Nice. Let's try another example:


In [None]:
pipe = StableDiffusionPipeline.from_pretrained(model_id, torch_dtype=torch.float16).to(
    "cuda"
)

prompt = "superman, style of <s1><s2>"
torch.manual_seed(1)
image = pipe(prompt, num_inference_steps=50, guidance_scale=4).images[0]

image


In [None]:
patch_pipe(
    pipe,
    "../example_loras/lora_popart.safetensors",
    patch_text=True,
    patch_ti=True,
    patch_unet=True,
)
torch.manual_seed(1)
tune_lora_scale(pipe.unet, 1.0)
tune_lora_scale(pipe.text_encoder, 1.0)
image = pipe(prompt, num_inference_steps=50, guidance_scale=4).images[0]
image


That is good pop-art style, but we might get a better result with lower $\alpha$ for both text encoder and unet.


In [None]:
torch.manual_seed(1)
tune_lora_scale(pipe.unet, 0.5)
tune_lora_scale(pipe.text_encoder, 0.5)

image = pipe(prompt, num_inference_steps=50, guidance_scale=4.0).images[0]
image.save("../contents/pop_art.jpg")

INFORMATION GIVEN:
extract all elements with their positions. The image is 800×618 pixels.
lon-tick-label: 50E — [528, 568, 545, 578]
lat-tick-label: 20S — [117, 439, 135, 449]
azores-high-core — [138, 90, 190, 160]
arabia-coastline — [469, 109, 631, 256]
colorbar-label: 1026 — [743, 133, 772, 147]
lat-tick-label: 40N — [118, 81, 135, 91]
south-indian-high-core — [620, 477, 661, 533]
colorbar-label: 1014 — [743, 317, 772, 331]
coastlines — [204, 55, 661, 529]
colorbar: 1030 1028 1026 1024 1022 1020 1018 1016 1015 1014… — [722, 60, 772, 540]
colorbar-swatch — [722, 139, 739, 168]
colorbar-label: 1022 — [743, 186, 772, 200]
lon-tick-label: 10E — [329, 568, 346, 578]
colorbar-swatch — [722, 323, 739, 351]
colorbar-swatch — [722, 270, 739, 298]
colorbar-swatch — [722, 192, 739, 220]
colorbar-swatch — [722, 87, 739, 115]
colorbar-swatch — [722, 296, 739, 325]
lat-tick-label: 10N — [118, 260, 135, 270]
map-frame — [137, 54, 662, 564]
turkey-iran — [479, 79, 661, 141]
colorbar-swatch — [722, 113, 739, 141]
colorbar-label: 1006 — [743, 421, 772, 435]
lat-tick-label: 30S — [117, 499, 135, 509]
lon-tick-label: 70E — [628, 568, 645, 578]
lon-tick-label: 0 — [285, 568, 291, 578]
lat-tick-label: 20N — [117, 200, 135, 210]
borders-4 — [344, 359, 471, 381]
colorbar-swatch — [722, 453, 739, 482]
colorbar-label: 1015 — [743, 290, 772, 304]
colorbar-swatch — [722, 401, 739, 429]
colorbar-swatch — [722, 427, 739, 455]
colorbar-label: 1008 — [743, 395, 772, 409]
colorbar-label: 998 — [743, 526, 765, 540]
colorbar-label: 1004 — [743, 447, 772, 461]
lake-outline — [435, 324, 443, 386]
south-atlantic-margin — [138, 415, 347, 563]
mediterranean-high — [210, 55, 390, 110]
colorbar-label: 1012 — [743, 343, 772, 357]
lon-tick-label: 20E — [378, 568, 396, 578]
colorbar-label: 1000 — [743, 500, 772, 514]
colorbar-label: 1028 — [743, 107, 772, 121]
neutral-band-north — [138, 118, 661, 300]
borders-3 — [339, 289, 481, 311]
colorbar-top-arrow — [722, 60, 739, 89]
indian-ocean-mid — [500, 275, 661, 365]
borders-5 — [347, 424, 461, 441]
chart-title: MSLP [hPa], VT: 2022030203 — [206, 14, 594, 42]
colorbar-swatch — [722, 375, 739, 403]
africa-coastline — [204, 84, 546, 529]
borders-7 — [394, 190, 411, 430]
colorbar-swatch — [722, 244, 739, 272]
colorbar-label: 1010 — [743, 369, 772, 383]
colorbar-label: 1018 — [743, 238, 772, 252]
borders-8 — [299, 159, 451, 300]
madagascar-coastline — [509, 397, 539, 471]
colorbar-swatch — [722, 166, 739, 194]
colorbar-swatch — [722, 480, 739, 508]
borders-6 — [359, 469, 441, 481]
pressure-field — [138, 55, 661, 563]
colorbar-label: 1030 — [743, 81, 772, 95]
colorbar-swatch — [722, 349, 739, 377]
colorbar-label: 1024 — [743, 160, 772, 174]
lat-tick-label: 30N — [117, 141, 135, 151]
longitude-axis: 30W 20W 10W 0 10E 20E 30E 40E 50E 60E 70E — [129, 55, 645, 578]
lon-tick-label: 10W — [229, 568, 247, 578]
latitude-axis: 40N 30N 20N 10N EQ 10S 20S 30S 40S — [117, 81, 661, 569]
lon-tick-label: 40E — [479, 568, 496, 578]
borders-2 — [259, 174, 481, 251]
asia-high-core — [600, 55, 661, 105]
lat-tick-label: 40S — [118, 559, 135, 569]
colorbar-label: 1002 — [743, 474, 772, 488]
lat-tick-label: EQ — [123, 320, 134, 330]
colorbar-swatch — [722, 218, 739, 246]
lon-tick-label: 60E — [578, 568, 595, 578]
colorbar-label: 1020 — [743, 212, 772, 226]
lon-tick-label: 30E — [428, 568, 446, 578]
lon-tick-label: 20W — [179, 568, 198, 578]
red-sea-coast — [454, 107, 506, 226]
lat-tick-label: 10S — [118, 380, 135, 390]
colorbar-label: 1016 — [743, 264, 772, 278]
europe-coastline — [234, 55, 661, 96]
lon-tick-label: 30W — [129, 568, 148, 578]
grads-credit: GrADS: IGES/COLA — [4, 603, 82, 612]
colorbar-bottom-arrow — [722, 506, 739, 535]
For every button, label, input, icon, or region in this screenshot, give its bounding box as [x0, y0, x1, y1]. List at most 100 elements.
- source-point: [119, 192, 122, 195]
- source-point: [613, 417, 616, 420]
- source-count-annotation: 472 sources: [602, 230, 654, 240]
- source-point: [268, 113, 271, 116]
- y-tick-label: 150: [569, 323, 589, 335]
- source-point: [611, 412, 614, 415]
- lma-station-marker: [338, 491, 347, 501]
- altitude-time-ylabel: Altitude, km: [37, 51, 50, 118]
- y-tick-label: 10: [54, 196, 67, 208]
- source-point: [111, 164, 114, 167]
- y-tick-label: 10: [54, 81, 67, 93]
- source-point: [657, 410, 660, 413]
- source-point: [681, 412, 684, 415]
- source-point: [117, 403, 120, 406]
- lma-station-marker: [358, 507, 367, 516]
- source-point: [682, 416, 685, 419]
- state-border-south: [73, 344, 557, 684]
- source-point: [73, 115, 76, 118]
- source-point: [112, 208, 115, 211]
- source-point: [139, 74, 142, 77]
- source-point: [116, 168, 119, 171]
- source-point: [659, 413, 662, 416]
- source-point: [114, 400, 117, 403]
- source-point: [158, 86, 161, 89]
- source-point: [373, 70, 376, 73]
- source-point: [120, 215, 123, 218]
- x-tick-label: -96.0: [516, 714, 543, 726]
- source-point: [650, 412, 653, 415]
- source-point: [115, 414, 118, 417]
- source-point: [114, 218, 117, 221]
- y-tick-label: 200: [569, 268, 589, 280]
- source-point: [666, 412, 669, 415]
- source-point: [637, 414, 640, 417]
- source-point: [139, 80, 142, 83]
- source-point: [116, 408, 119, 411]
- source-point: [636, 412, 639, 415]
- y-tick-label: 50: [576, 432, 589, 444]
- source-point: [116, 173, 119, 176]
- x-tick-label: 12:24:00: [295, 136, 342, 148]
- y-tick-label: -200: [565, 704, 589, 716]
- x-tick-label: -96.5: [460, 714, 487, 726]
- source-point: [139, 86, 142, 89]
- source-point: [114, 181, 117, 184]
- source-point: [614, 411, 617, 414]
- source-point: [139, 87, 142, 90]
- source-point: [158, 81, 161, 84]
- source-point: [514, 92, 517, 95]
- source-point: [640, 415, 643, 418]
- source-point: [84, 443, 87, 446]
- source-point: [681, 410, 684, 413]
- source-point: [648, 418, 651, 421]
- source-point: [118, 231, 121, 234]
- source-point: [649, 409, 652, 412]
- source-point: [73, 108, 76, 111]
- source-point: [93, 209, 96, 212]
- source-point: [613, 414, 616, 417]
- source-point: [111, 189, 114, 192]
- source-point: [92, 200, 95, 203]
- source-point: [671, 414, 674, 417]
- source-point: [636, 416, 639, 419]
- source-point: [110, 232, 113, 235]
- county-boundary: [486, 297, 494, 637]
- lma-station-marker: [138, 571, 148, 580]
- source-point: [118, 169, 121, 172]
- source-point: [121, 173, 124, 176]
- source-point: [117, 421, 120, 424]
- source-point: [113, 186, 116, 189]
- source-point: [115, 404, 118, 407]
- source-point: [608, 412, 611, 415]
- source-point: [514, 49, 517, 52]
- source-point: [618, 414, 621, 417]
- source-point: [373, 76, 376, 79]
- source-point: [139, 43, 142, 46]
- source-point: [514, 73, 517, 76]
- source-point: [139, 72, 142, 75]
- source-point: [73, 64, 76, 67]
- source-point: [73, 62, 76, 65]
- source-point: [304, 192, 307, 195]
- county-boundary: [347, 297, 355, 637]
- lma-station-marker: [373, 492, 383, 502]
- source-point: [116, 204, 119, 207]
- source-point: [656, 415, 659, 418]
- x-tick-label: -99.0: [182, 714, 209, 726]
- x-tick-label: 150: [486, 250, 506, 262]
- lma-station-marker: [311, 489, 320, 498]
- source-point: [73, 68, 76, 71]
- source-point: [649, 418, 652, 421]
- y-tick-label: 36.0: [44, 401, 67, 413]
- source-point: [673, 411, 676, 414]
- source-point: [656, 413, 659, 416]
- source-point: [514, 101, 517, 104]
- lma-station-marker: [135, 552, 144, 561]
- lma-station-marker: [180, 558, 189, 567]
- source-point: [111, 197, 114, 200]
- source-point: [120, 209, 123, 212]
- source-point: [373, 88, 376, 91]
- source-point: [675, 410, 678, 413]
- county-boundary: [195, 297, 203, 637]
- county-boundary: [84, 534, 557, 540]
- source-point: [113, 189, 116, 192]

PROBLEM A: Please extract the LoRA notebook excerpt's text between "tune_lora_scale(pipe.unet, 1.0)" and "encoder and unet.", inclusive.
PROBLEM B:
Answer these questions using the LoRA notebook excerpt:
(i) What prompt string is given to the pipeline?
(ii) Which file path is passed to `patch_pipe`?
(iii) To what file path is the final image saved?

FINAL RESULT A:
tune_lora_scale(pipe.unet, 1.0)
tune_lora_scale(pipe.text_encoder, 1.0)
image = pipe(prompt, num_inference_steps=50, guidance_scale=4).images[0]
image


That is good pop-art style, but we might get a better result with lower $\alpha$ for both text encoder and unet.

FINAL RESULT B:
(i) "superman, style of <s1><s2>"
(ii) "../example_loras/lora_popart.safetensors"
(iii) "../contents/pop_art.jpg"